— Begin Excerpted records —
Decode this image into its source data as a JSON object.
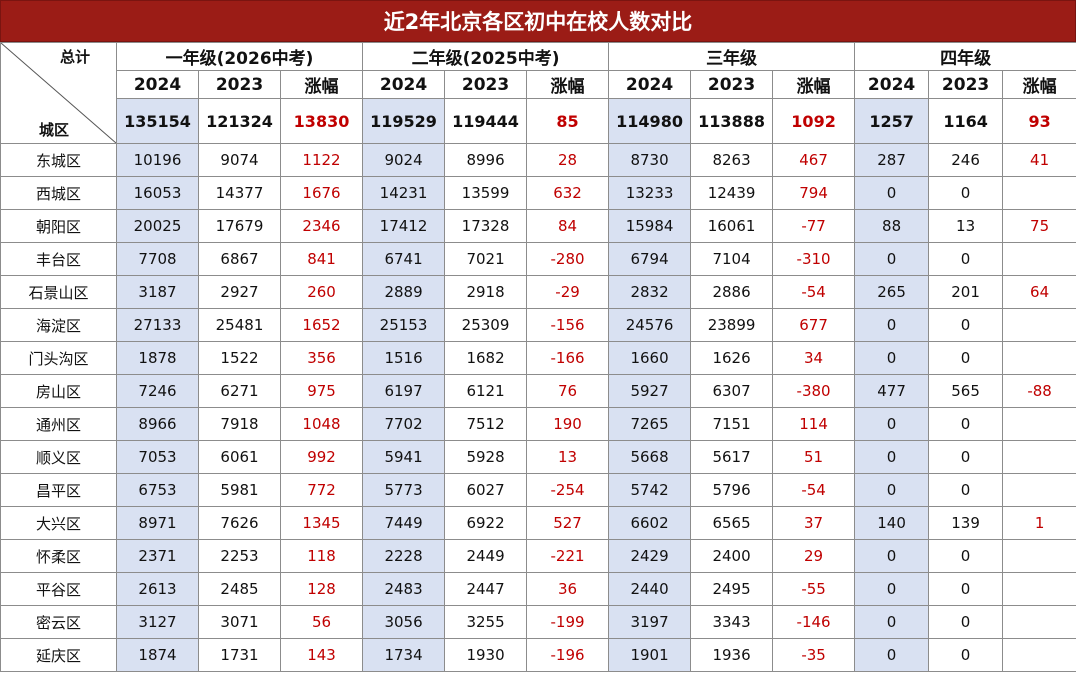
{
  "title": "近2年北京各区初中在校人数对比",
  "chart_data": {
    "type": "table",
    "grade_headers": [
      "一年级(2026中考)",
      "二年级(2025中考)",
      "三年级",
      "四年级"
    ],
    "sub_headers": [
      "2024",
      "2023",
      "涨幅"
    ],
    "corner_top": "总计",
    "corner_bottom": "城区",
    "total": [
      [
        "135154",
        "121324",
        "13830"
      ],
      [
        "119529",
        "119444",
        "85"
      ],
      [
        "114980",
        "113888",
        "1092"
      ],
      [
        "1257",
        "1164",
        "93"
      ]
    ],
    "rows": [
      {
        "district": "东城区",
        "values": [
          [
            "10196",
            "9074",
            "1122"
          ],
          [
            "9024",
            "8996",
            "28"
          ],
          [
            "8730",
            "8263",
            "467"
          ],
          [
            "287",
            "246",
            "41"
          ]
        ]
      },
      {
        "district": "西城区",
        "values": [
          [
            "16053",
            "14377",
            "1676"
          ],
          [
            "14231",
            "13599",
            "632"
          ],
          [
            "13233",
            "12439",
            "794"
          ],
          [
            "0",
            "0",
            ""
          ]
        ]
      },
      {
        "district": "朝阳区",
        "values": [
          [
            "20025",
            "17679",
            "2346"
          ],
          [
            "17412",
            "17328",
            "84"
          ],
          [
            "15984",
            "16061",
            "-77"
          ],
          [
            "88",
            "13",
            "75"
          ]
        ]
      },
      {
        "district": "丰台区",
        "values": [
          [
            "7708",
            "6867",
            "841"
          ],
          [
            "6741",
            "7021",
            "-280"
          ],
          [
            "6794",
            "7104",
            "-310"
          ],
          [
            "0",
            "0",
            ""
          ]
        ]
      },
      {
        "district": "石景山区",
        "values": [
          [
            "3187",
            "2927",
            "260"
          ],
          [
            "2889",
            "2918",
            "-29"
          ],
          [
            "2832",
            "2886",
            "-54"
          ],
          [
            "265",
            "201",
            "64"
          ]
        ]
      },
      {
        "district": "海淀区",
        "values": [
          [
            "27133",
            "25481",
            "1652"
          ],
          [
            "25153",
            "25309",
            "-156"
          ],
          [
            "24576",
            "23899",
            "677"
          ],
          [
            "0",
            "0",
            ""
          ]
        ]
      },
      {
        "district": "门头沟区",
        "values": [
          [
            "1878",
            "1522",
            "356"
          ],
          [
            "1516",
            "1682",
            "-166"
          ],
          [
            "1660",
            "1626",
            "34"
          ],
          [
            "0",
            "0",
            ""
          ]
        ]
      },
      {
        "district": "房山区",
        "values": [
          [
            "7246",
            "6271",
            "975"
          ],
          [
            "6197",
            "6121",
            "76"
          ],
          [
            "5927",
            "6307",
            "-380"
          ],
          [
            "477",
            "565",
            "-88"
          ]
        ]
      },
      {
        "district": "通州区",
        "values": [
          [
            "8966",
            "7918",
            "1048"
          ],
          [
            "7702",
            "7512",
            "190"
          ],
          [
            "7265",
            "7151",
            "114"
          ],
          [
            "0",
            "0",
            ""
          ]
        ]
      },
      {
        "district": "顺义区",
        "values": [
          [
            "7053",
            "6061",
            "992"
          ],
          [
            "5941",
            "5928",
            "13"
          ],
          [
            "5668",
            "5617",
            "51"
          ],
          [
            "0",
            "0",
            ""
          ]
        ]
      },
      {
        "district": "昌平区",
        "values": [
          [
            "6753",
            "5981",
            "772"
          ],
          [
            "5773",
            "6027",
            "-254"
          ],
          [
            "5742",
            "5796",
            "-54"
          ],
          [
            "0",
            "0",
            ""
          ]
        ]
      },
      {
        "district": "大兴区",
        "values": [
          [
            "8971",
            "7626",
            "1345"
          ],
          [
            "7449",
            "6922",
            "527"
          ],
          [
            "6602",
            "6565",
            "37"
          ],
          [
            "140",
            "139",
            "1"
          ]
        ]
      },
      {
        "district": "怀柔区",
        "values": [
          [
            "2371",
            "2253",
            "118"
          ],
          [
            "2228",
            "2449",
            "-221"
          ],
          [
            "2429",
            "2400",
            "29"
          ],
          [
            "0",
            "0",
            ""
          ]
        ]
      },
      {
        "district": "平谷区",
        "values": [
          [
            "2613",
            "2485",
            "128"
          ],
          [
            "2483",
            "2447",
            "36"
          ],
          [
            "2440",
            "2495",
            "-55"
          ],
          [
            "0",
            "0",
            ""
          ]
        ]
      },
      {
        "district": "密云区",
        "values": [
          [
            "3127",
            "3071",
            "56"
          ],
          [
            "3056",
            "3255",
            "-199"
          ],
          [
            "3197",
            "3343",
            "-146"
          ],
          [
            "0",
            "0",
            ""
          ]
        ]
      },
      {
        "district": "延庆区",
        "values": [
          [
            "1874",
            "1731",
            "143"
          ],
          [
            "1734",
            "1930",
            "-196"
          ],
          [
            "1901",
            "1936",
            "-35"
          ],
          [
            "0",
            "0",
            ""
          ]
        ]
      }
    ],
    "colors": {
      "title_bg": "#9b1c16",
      "highlight_col": "#d9e1f2",
      "change_text": "#c00000"
    }
  }
}
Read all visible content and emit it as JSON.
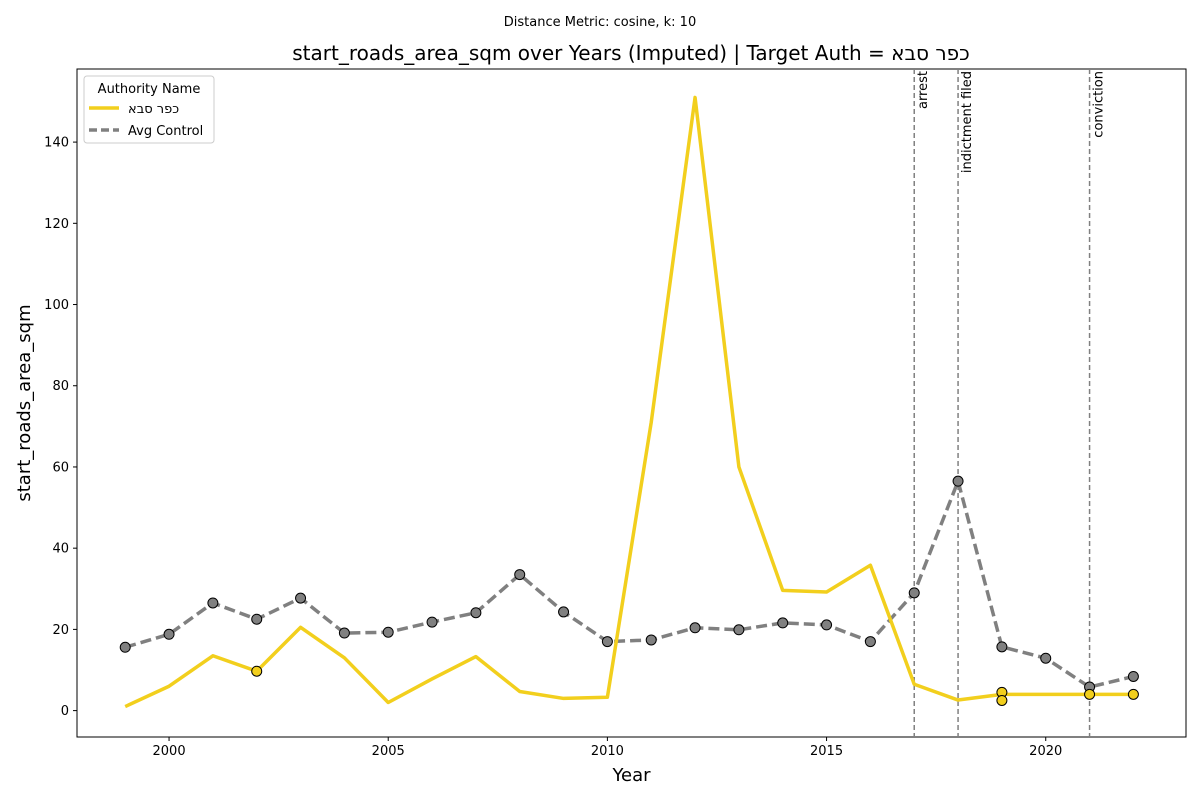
{
  "chart_data": {
    "type": "line",
    "suptitle": "Distance Metric: cosine, k: 10",
    "title": "start_roads_area_sqm over Years (Imputed) | Target Auth = כפר סבא",
    "xlabel": "Year",
    "ylabel": "start_roads_area_sqm",
    "xlim": [
      1997.9,
      2023.2
    ],
    "ylim": [
      -6.5,
      158
    ],
    "x_ticks": [
      2000,
      2005,
      2010,
      2015,
      2020
    ],
    "y_ticks": [
      0,
      20,
      40,
      60,
      80,
      100,
      120,
      140
    ],
    "grid": false,
    "legend": {
      "title": "Authority Name",
      "placement": "upper-left",
      "entries": [
        "כפר סבא",
        "Avg Control"
      ]
    },
    "series": [
      {
        "name": "כפר סבא",
        "color": "#f2cf1d",
        "style": "solid",
        "x": [
          1999,
          2000,
          2001,
          2002,
          2003,
          2004,
          2005,
          2006,
          2007,
          2008,
          2009,
          2010,
          2011,
          2012,
          2013,
          2014,
          2015,
          2016,
          2017,
          2018,
          2019,
          2020,
          2021,
          2022
        ],
        "y": [
          1,
          6,
          13.5,
          9.7,
          20.5,
          13,
          2,
          7.8,
          13.3,
          4.7,
          3,
          3.3,
          71,
          151,
          60,
          29.6,
          29.2,
          35.8,
          6.5,
          2.6,
          4,
          4,
          4,
          4
        ],
        "markers": [
          {
            "x": 2002,
            "y": 9.7
          },
          {
            "x": 2019,
            "y": 4.5
          },
          {
            "x": 2019,
            "y": 2.5
          },
          {
            "x": 2021,
            "y": 4
          },
          {
            "x": 2022,
            "y": 4
          }
        ]
      },
      {
        "name": "Avg Control",
        "color": "#808080",
        "style": "dashed",
        "x": [
          1999,
          2000,
          2001,
          2002,
          2003,
          2004,
          2005,
          2006,
          2007,
          2008,
          2009,
          2010,
          2011,
          2012,
          2013,
          2014,
          2015,
          2016,
          2017,
          2018,
          2019,
          2020,
          2021,
          2022
        ],
        "y": [
          15.6,
          18.8,
          26.5,
          22.5,
          27.7,
          19.1,
          19.3,
          21.8,
          24.1,
          33.5,
          24.3,
          17,
          17.4,
          20.4,
          19.9,
          21.6,
          21.1,
          17,
          29,
          56.5,
          15.7,
          12.9,
          5.8,
          8.4
        ],
        "markers_all": true
      }
    ],
    "events": [
      {
        "x": 2017,
        "label": "arrest"
      },
      {
        "x": 2018,
        "label": "indictment filed"
      },
      {
        "x": 2021,
        "label": "conviction"
      }
    ]
  }
}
— End Excerpted records —
■ Task to complete: Leave the pictures out and copy the rest of the data exactly.

■ Task answer:
Decode this image into its source data as a JSON object.
{
  "title": "近2年北京各区初中在校人数对比",
  "chart_data": {
    "type": "table",
    "grade_headers": [
      "一年级(2026中考)",
      "二年级(2025中考)",
      "三年级",
      "四年级"
    ],
    "sub_headers": [
      "2024",
      "2023",
      "涨幅"
    ],
    "corner_top": "总计",
    "corner_bottom": "城区",
    "total": [
      [
        "135154",
        "121324",
        "13830"
      ],
      [
        "119529",
        "119444",
        "85"
      ],
      [
        "114980",
        "113888",
        "1092"
      ],
      [
        "1257",
        "1164",
        "93"
      ]
    ],
    "rows": [
      {
        "district": "东城区",
        "values": [
          [
            "10196",
            "9074",
            "1122"
          ],
          [
            "9024",
            "8996",
            "28"
          ],
          [
            "8730",
            "8263",
            "467"
          ],
          [
            "287",
            "246",
            "41"
          ]
        ]
      },
      {
        "district": "西城区",
        "values": [
          [
            "16053",
            "14377",
            "1676"
          ],
          [
            "14231",
            "13599",
            "632"
          ],
          [
            "13233",
            "12439",
            "794"
          ],
          [
            "0",
            "0",
            ""
          ]
        ]
      },
      {
        "district": "朝阳区",
        "values": [
          [
            "20025",
            "17679",
            "2346"
          ],
          [
            "17412",
            "17328",
            "84"
          ],
          [
            "15984",
            "16061",
            "-77"
          ],
          [
            "88",
            "13",
            "75"
          ]
        ]
      },
      {
        "district": "丰台区",
        "values": [
          [
            "7708",
            "6867",
            "841"
          ],
          [
            "6741",
            "7021",
            "-280"
          ],
          [
            "6794",
            "7104",
            "-310"
          ],
          [
            "0",
            "0",
            ""
          ]
        ]
      },
      {
        "district": "石景山区",
        "values": [
          [
            "3187",
            "2927",
            "260"
          ],
          [
            "2889",
            "2918",
            "-29"
          ],
          [
            "2832",
            "2886",
            "-54"
          ],
          [
            "265",
            "201",
            "64"
          ]
        ]
      },
      {
        "district": "海淀区",
        "values": [
          [
            "27133",
            "25481",
            "1652"
          ],
          [
            "25153",
            "25309",
            "-156"
          ],
          [
            "24576",
            "23899",
            "677"
          ],
          [
            "0",
            "0",
            ""
          ]
        ]
      },
      {
        "district": "门头沟区",
        "values": [
          [
            "1878",
            "1522",
            "356"
          ],
          [
            "1516",
            "1682",
            "-166"
          ],
          [
            "1660",
            "1626",
            "34"
          ],
          [
            "0",
            "0",
            ""
          ]
        ]
      },
      {
        "district": "房山区",
        "values": [
          [
            "7246",
            "6271",
            "975"
          ],
          [
            "6197",
            "6121",
            "76"
          ],
          [
            "5927",
            "6307",
            "-380"
          ],
          [
            "477",
            "565",
            "-88"
          ]
        ]
      },
      {
        "district": "通州区",
        "values": [
          [
            "8966",
            "7918",
            "1048"
          ],
          [
            "7702",
            "7512",
            "190"
          ],
          [
            "7265",
            "7151",
            "114"
          ],
          [
            "0",
            "0",
            ""
          ]
        ]
      },
      {
        "district": "顺义区",
        "values": [
          [
            "7053",
            "6061",
            "992"
          ],
          [
            "5941",
            "5928",
            "13"
          ],
          [
            "5668",
            "5617",
            "51"
          ],
          [
            "0",
            "0",
            ""
          ]
        ]
      },
      {
        "district": "昌平区",
        "values": [
          [
            "6753",
            "5981",
            "772"
          ],
          [
            "5773",
            "6027",
            "-254"
          ],
          [
            "5742",
            "5796",
            "-54"
          ],
          [
            "0",
            "0",
            ""
          ]
        ]
      },
      {
        "district": "大兴区",
        "values": [
          [
            "8971",
            "7626",
            "1345"
          ],
          [
            "7449",
            "6922",
            "527"
          ],
          [
            "6602",
            "6565",
            "37"
          ],
          [
            "140",
            "139",
            "1"
          ]
        ]
      },
      {
        "district": "怀柔区",
        "values": [
          [
            "2371",
            "2253",
            "118"
          ],
          [
            "2228",
            "2449",
            "-221"
          ],
          [
            "2429",
            "2400",
            "29"
          ],
          [
            "0",
            "0",
            ""
          ]
        ]
      },
      {
        "district": "平谷区",
        "values": [
          [
            "2613",
            "2485",
            "128"
          ],
          [
            "2483",
            "2447",
            "36"
          ],
          [
            "2440",
            "2495",
            "-55"
          ],
          [
            "0",
            "0",
            ""
          ]
        ]
      },
      {
        "district": "密云区",
        "values": [
          [
            "3127",
            "3071",
            "56"
          ],
          [
            "3056",
            "3255",
            "-199"
          ],
          [
            "3197",
            "3343",
            "-146"
          ],
          [
            "0",
            "0",
            ""
          ]
        ]
      },
      {
        "district": "延庆区",
        "values": [
          [
            "1874",
            "1731",
            "143"
          ],
          [
            "1734",
            "1930",
            "-196"
          ],
          [
            "1901",
            "1936",
            "-35"
          ],
          [
            "0",
            "0",
            ""
          ]
        ]
      }
    ],
    "colors": {
      "title_bg": "#9b1c16",
      "highlight_col": "#d9e1f2",
      "change_text": "#c00000"
    }
  }
}
Read all visible content and emit it as JSON.
{
  "chart_data": {
    "type": "line",
    "suptitle": "Distance Metric: cosine, k: 10",
    "title": "start_roads_area_sqm over Years (Imputed) | Target Auth = כפר סבא",
    "xlabel": "Year",
    "ylabel": "start_roads_area_sqm",
    "xlim": [
      1997.9,
      2023.2
    ],
    "ylim": [
      -6.5,
      158
    ],
    "x_ticks": [
      2000,
      2005,
      2010,
      2015,
      2020
    ],
    "y_ticks": [
      0,
      20,
      40,
      60,
      80,
      100,
      120,
      140
    ],
    "grid": false,
    "legend": {
      "title": "Authority Name",
      "placement": "upper-left",
      "entries": [
        "כפר סבא",
        "Avg Control"
      ]
    },
    "series": [
      {
        "name": "כפר סבא",
        "color": "#f2cf1d",
        "style": "solid",
        "x": [
          1999,
          2000,
          2001,
          2002,
          2003,
          2004,
          2005,
          2006,
          2007,
          2008,
          2009,
          2010,
          2011,
          2012,
          2013,
          2014,
          2015,
          2016,
          2017,
          2018,
          2019,
          2020,
          2021,
          2022
        ],
        "y": [
          1,
          6,
          13.5,
          9.7,
          20.5,
          13,
          2,
          7.8,
          13.3,
          4.7,
          3,
          3.3,
          71,
          151,
          60,
          29.6,
          29.2,
          35.8,
          6.5,
          2.6,
          4,
          4,
          4,
          4
        ],
        "markers": [
          {
            "x": 2002,
            "y": 9.7
          },
          {
            "x": 2019,
            "y": 4.5
          },
          {
            "x": 2019,
            "y": 2.5
          },
          {
            "x": 2021,
            "y": 4
          },
          {
            "x": 2022,
            "y": 4
          }
        ]
      },
      {
        "name": "Avg Control",
        "color": "#808080",
        "style": "dashed",
        "x": [
          1999,
          2000,
          2001,
          2002,
          2003,
          2004,
          2005,
          2006,
          2007,
          2008,
          2009,
          2010,
          2011,
          2012,
          2013,
          2014,
          2015,
          2016,
          2017,
          2018,
          2019,
          2020,
          2021,
          2022
        ],
        "y": [
          15.6,
          18.8,
          26.5,
          22.5,
          27.7,
          19.1,
          19.3,
          21.8,
          24.1,
          33.5,
          24.3,
          17,
          17.4,
          20.4,
          19.9,
          21.6,
          21.1,
          17,
          29,
          56.5,
          15.7,
          12.9,
          5.8,
          8.4
        ],
        "markers_all": true
      }
    ],
    "events": [
      {
        "x": 2017,
        "label": "arrest"
      },
      {
        "x": 2018,
        "label": "indictment filed"
      },
      {
        "x": 2021,
        "label": "conviction"
      }
    ]
  }
}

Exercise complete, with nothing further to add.